### Collection entries:
==========
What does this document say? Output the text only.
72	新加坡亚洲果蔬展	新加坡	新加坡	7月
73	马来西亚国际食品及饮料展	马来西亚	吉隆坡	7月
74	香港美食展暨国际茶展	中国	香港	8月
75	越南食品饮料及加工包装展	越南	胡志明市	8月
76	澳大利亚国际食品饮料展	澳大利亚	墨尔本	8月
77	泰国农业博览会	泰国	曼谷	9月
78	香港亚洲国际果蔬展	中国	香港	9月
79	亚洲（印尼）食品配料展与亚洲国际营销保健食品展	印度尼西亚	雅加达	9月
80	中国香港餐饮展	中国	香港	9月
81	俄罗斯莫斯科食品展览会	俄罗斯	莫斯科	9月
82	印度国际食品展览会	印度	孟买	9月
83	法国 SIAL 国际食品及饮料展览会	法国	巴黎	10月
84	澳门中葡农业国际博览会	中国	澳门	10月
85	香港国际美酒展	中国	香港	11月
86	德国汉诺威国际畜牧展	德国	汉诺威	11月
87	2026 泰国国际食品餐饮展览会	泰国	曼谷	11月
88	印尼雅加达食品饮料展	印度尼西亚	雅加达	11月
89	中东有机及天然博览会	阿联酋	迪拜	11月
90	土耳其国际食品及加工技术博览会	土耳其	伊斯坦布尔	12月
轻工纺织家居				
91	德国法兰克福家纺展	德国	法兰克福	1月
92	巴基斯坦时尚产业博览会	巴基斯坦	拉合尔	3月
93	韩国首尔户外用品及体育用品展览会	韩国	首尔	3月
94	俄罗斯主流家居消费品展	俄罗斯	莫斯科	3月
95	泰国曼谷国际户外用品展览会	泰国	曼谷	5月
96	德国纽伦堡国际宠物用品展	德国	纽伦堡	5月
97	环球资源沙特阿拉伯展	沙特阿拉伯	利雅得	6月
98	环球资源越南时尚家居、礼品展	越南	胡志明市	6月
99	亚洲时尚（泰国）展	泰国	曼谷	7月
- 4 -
==========
Extract all of the data above and output it character for character.

What does this document say? Output the text only.
72	新加坡亚洲果蔬展	新加坡	新加坡	7月
73	马来西亚国际食品及饮料展	马来西亚	吉隆坡	7月
74	香港美食展暨国际茶展	中国	香港	8月
75	越南食品饮料及加工包装展	越南	胡志明市	8月
76	澳大利亚国际食品饮料展	澳大利亚	墨尔本	8月
77	泰国农业博览会	泰国	曼谷	9月
78	香港亚洲国际果蔬展	中国	香港	9月
79	亚洲（印尼）食品配料展与亚洲国际营销保健食品展	印度尼西亚	雅加达	9月
80	中国香港餐饮展	中国	香港	9月
81	俄罗斯莫斯科食品展览会	俄罗斯	莫斯科	9月
82	印度国际食品展览会	印度	孟买	9月
83	法国 SIAL 国际食品及饮料展览会	法国	巴黎	10月
84	澳门中葡农业国际博览会	中国	澳门	10月
85	香港国际美酒展	中国	香港	11月
86	德国汉诺威国际畜牧展	德国	汉诺威	11月
87	2026 泰国国际食品餐饮展览会	泰国	曼谷	11月
88	印尼雅加达食品饮料展	印度尼西亚	雅加达	11月
89	中东有机及天然博览会	阿联酋	迪拜	11月
90	土耳其国际食品及加工技术博览会	土耳其	伊斯坦布尔	12月
轻工纺织家居				
91	德国法兰克福家纺展	德国	法兰克福	1月
92	巴基斯坦时尚产业博览会	巴基斯坦	拉合尔	3月
93	韩国首尔户外用品及体育用品展览会	韩国	首尔	3月
94	俄罗斯主流家居消费品展	俄罗斯	莫斯科	3月
95	泰国曼谷国际户外用品展览会	泰国	曼谷	5月
96	德国纽伦堡国际宠物用品展	德国	纽伦堡	5月
97	环球资源沙特阿拉伯展	沙特阿拉伯	利雅得	6月
98	环球资源越南时尚家居、礼品展	越南	胡志明市	6月
99	亚洲时尚（泰国）展	泰国	曼谷	7月
- 4 -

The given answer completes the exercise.